Written problem: Return the records in full, exactly as given.

^^^^^^^^

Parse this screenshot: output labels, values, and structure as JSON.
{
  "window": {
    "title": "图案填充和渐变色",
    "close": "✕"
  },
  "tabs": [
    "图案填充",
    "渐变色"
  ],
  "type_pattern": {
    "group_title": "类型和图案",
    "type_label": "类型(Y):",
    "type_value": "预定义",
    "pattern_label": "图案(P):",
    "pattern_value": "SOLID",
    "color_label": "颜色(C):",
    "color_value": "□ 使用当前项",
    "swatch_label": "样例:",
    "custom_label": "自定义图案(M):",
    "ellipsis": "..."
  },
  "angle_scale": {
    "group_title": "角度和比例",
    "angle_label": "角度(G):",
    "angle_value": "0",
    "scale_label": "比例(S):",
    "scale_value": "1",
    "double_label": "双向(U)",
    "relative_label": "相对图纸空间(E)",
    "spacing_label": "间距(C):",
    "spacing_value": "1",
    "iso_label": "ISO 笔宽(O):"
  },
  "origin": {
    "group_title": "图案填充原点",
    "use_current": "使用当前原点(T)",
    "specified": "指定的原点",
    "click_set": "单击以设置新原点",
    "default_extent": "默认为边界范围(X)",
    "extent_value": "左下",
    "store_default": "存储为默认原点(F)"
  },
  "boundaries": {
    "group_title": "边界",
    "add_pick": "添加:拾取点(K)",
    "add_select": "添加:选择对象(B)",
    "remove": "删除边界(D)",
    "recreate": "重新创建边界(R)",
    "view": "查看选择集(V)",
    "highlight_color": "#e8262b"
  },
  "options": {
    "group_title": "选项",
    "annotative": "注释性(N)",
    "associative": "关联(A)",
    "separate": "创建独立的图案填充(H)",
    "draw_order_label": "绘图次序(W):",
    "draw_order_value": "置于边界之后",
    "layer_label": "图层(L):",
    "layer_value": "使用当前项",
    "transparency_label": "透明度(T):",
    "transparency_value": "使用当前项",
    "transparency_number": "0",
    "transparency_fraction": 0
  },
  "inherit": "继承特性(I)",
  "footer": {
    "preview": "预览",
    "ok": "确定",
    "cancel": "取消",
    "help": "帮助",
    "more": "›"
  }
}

^^^^^^^^

Answer below:
Parse this screenshot: output labels, values, and structure as JSON.
{
  "window": {
    "title": "图案填充和渐变色",
    "close": "✕"
  },
  "tabs": [
    "图案填充",
    "渐变色"
  ],
  "type_pattern": {
    "group_title": "类型和图案",
    "type_label": "类型(Y):",
    "type_value": "预定义",
    "pattern_label": "图案(P):",
    "pattern_value": "SOLID",
    "color_label": "颜色(C):",
    "color_value": "□ 使用当前项",
    "swatch_label": "样例:",
    "custom_label": "自定义图案(M):",
    "ellipsis": "..."
  },
  "angle_scale": {
    "group_title": "角度和比例",
    "angle_label": "角度(G):",
    "angle_value": "0",
    "scale_label": "比例(S):",
    "scale_value": "1",
    "double_label": "双向(U)",
    "relative_label": "相对图纸空间(E)",
    "spacing_label": "间距(C):",
    "spacing_value": "1",
    "iso_label": "ISO 笔宽(O):"
  },
  "origin": {
    "group_title": "图案填充原点",
    "use_current": "使用当前原点(T)",
    "specified": "指定的原点",
    "click_set": "单击以设置新原点",
    "default_extent": "默认为边界范围(X)",
    "extent_value": "左下",
    "store_default": "存储为默认原点(F)"
  },
  "boundaries": {
    "group_title": "边界",
    "add_pick": "添加:拾取点(K)",
    "add_select": "添加:选择对象(B)",
    "remove": "删除边界(D)",
    "recreate": "重新创建边界(R)",
    "view": "查看选择集(V)",
    "highlight_color": "#e8262b"
  },
  "options": {
    "group_title": "选项",
    "annotative": "注释性(N)",
    "associative": "关联(A)",
    "separate": "创建独立的图案填充(H)",
    "draw_order_label": "绘图次序(W):",
    "draw_order_value": "置于边界之后",
    "layer_label": "图层(L):",
    "layer_value": "使用当前项",
    "transparency_label": "透明度(T):",
    "transparency_value": "使用当前项",
    "transparency_number": "0",
    "transparency_fraction": 0
  },
  "inherit": "继承特性(I)",
  "footer": {
    "preview": "预览",
    "ok": "确定",
    "cancel": "取消",
    "help": "帮助",
    "more": "›"
  }
}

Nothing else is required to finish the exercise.